» Directions: Locate every line that holds the string "Merchant" and copy it.

^^^^^^^^^^^^^^^^

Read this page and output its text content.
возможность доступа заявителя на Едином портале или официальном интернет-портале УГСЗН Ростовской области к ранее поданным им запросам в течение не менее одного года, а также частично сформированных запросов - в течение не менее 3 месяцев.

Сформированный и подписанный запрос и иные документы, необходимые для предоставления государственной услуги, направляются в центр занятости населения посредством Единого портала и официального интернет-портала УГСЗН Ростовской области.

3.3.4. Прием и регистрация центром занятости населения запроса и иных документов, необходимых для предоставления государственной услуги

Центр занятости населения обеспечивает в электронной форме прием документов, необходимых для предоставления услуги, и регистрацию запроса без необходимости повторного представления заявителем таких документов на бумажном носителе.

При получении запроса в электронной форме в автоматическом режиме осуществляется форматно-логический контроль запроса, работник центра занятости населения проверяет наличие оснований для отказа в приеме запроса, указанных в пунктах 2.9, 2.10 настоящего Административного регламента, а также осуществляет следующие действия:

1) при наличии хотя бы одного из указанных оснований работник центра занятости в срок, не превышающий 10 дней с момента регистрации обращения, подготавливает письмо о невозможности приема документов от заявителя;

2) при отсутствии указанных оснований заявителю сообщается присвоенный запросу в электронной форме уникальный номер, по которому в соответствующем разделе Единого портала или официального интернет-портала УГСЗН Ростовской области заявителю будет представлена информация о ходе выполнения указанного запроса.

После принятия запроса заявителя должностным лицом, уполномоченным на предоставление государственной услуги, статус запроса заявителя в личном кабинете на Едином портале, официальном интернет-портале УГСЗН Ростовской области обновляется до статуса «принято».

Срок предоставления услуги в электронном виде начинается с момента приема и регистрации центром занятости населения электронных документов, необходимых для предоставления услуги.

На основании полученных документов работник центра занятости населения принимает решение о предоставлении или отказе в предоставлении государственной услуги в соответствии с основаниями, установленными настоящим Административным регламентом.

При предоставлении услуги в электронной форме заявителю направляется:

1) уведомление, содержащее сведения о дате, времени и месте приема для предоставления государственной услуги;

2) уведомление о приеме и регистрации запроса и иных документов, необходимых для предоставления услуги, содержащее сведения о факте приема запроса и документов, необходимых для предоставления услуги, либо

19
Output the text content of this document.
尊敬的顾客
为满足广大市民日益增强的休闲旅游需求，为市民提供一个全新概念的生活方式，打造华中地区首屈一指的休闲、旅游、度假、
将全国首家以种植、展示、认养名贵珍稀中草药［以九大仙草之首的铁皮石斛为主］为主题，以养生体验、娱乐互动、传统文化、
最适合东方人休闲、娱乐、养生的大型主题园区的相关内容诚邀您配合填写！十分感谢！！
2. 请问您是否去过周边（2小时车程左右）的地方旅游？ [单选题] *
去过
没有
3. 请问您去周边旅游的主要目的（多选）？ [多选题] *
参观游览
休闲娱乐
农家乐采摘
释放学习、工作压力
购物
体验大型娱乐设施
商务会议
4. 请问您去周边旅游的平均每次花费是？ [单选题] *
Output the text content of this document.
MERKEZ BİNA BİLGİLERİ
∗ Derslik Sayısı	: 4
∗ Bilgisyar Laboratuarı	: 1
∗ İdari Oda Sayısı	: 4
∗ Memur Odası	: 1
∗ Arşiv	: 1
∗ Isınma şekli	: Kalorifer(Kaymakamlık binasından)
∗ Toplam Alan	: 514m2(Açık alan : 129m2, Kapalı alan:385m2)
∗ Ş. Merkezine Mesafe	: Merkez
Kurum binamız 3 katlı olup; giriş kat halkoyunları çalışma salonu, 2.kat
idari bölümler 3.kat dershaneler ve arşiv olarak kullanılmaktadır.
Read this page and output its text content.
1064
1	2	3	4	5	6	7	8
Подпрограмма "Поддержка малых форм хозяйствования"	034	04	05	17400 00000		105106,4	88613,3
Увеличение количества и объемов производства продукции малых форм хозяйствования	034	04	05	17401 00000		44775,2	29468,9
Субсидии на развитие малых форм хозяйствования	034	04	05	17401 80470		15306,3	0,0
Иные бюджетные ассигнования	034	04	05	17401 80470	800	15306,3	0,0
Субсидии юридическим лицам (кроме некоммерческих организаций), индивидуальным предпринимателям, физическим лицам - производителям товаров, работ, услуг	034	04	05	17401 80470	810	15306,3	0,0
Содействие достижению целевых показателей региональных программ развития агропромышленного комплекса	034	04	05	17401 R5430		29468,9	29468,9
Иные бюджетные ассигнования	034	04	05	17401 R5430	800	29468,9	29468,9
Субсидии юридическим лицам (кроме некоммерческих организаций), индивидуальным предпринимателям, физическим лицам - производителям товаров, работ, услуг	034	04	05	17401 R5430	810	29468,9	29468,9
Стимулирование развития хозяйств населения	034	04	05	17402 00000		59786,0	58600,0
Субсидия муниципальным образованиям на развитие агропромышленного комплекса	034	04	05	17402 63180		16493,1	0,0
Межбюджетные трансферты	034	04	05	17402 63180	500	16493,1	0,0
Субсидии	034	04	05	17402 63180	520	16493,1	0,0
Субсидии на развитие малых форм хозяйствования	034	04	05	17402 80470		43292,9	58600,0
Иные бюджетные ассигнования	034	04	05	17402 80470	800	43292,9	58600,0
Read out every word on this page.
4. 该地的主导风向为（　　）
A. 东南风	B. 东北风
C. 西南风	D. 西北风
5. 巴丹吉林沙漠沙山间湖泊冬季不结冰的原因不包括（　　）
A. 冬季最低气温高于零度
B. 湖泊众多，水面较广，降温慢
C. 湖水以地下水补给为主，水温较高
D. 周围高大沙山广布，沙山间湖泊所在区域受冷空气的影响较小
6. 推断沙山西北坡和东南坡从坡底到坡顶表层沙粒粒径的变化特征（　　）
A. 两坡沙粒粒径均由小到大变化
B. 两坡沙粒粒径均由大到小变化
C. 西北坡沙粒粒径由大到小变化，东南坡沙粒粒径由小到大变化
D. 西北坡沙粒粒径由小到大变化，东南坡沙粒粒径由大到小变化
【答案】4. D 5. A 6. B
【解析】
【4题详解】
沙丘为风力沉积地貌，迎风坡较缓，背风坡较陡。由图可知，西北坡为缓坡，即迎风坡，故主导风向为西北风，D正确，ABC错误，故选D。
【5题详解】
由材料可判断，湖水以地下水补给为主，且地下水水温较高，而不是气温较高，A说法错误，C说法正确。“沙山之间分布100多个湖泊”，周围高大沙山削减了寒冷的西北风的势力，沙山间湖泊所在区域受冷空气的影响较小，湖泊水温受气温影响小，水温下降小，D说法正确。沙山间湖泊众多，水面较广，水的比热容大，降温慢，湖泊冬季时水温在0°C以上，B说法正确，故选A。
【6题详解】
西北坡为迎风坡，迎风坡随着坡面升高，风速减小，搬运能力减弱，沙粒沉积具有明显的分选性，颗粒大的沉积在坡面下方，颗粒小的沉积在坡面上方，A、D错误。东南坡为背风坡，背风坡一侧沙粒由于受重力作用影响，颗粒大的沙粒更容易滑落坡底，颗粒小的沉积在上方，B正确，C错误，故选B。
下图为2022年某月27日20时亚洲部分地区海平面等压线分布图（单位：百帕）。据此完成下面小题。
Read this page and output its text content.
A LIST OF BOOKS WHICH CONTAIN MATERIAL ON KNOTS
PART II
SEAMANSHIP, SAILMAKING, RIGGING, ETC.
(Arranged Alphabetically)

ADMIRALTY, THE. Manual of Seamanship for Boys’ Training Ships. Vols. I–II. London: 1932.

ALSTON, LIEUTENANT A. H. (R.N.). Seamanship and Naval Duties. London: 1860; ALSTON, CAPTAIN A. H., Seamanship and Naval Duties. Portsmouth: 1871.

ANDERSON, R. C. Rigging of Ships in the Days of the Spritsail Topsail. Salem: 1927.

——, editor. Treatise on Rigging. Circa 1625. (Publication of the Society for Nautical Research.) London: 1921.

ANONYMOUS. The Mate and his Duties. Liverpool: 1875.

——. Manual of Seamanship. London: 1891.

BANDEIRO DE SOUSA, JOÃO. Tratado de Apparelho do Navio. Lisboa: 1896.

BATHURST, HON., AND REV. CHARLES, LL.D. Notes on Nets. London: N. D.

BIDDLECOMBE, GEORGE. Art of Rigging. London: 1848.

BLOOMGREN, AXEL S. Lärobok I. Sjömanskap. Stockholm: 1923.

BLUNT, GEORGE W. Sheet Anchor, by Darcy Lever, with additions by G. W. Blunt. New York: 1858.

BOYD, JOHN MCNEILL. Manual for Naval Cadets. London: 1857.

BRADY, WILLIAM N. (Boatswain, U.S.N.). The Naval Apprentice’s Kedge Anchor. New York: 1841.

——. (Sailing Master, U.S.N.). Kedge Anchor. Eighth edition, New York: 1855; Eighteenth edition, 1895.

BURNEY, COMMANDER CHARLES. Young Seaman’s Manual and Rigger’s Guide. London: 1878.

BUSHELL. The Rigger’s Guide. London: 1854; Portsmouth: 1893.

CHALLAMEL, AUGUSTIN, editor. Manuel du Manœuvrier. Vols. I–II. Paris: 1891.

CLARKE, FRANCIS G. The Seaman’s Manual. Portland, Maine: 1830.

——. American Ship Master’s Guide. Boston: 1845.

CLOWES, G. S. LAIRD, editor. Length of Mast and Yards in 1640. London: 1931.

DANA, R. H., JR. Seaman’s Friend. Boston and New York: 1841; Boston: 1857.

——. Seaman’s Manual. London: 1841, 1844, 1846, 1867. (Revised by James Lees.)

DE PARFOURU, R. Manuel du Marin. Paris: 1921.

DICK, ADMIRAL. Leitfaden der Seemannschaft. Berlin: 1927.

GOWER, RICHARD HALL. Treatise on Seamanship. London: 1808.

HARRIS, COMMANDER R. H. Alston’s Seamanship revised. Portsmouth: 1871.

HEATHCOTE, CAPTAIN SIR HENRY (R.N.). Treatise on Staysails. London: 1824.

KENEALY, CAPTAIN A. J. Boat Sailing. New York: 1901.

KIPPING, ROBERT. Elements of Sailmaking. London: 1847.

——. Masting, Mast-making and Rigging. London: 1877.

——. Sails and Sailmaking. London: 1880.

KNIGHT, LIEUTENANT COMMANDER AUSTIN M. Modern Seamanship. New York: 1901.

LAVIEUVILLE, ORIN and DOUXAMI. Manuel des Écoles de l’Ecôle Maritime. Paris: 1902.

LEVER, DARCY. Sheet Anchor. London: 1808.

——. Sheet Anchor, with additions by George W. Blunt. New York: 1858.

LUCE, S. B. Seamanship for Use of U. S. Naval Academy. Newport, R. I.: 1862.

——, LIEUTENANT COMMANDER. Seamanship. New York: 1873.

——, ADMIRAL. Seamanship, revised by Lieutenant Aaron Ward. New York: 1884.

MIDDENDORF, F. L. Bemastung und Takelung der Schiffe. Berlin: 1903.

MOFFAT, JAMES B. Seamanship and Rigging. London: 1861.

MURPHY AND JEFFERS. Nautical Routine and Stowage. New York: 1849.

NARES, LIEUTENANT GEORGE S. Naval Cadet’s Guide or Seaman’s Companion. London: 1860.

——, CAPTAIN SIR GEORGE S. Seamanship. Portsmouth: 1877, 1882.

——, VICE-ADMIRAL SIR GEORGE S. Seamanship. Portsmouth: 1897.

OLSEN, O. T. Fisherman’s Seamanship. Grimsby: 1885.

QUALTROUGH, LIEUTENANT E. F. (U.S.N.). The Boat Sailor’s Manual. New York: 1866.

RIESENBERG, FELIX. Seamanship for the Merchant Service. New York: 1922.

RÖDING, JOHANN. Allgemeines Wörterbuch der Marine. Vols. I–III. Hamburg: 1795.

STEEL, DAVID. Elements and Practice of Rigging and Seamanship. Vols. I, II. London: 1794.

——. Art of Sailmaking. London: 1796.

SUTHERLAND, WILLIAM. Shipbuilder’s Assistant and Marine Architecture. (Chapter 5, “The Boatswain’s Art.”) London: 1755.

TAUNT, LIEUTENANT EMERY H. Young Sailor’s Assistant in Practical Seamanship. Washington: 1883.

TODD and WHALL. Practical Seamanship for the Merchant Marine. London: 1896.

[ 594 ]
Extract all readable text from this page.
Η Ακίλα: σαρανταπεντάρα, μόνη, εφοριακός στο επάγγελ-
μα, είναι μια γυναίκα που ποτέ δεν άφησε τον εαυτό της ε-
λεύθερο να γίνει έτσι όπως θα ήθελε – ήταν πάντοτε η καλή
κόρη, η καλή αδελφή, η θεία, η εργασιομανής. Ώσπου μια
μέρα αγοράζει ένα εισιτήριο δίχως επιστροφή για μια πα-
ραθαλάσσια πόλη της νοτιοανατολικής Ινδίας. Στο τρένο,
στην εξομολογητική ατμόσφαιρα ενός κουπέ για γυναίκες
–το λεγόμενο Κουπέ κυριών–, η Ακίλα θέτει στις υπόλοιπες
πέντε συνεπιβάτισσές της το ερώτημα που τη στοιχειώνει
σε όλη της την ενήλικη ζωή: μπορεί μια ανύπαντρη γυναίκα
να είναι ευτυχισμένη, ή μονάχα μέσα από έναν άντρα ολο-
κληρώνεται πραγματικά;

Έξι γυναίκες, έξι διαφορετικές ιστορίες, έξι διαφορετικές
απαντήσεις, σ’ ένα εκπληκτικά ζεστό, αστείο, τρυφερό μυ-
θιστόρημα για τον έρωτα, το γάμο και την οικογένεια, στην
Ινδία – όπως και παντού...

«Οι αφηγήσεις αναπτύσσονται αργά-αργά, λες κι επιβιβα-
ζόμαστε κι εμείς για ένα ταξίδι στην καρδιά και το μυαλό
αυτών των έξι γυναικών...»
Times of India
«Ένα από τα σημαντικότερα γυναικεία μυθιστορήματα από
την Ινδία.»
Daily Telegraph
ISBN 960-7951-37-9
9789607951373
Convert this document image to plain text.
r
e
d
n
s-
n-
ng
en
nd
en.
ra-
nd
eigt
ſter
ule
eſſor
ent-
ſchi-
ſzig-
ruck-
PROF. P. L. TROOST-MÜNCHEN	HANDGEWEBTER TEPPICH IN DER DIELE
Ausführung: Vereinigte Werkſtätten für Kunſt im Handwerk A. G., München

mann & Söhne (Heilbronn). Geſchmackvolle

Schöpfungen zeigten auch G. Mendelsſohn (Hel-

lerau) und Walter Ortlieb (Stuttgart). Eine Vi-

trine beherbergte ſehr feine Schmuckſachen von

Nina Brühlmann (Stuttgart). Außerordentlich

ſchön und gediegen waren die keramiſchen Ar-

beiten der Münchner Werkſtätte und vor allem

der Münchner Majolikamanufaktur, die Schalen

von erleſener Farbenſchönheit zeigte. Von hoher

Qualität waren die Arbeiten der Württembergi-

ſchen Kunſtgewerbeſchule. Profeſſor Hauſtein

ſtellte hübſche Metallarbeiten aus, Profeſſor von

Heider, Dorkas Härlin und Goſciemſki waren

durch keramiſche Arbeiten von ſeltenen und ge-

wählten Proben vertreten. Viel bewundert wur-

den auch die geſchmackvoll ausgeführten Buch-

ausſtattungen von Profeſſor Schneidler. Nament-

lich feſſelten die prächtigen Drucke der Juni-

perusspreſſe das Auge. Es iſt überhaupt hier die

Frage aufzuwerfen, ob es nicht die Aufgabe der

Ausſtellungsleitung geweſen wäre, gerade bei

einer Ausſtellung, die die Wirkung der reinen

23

^^^^^^^^^^^^^^^^

» Written solution:
RIESENBERG, FELIX. Seamanship for the Merchant Service. New York: 1922.
TODD and WHALL. Practical Seamanship for the Merchant Marine. London: 1896.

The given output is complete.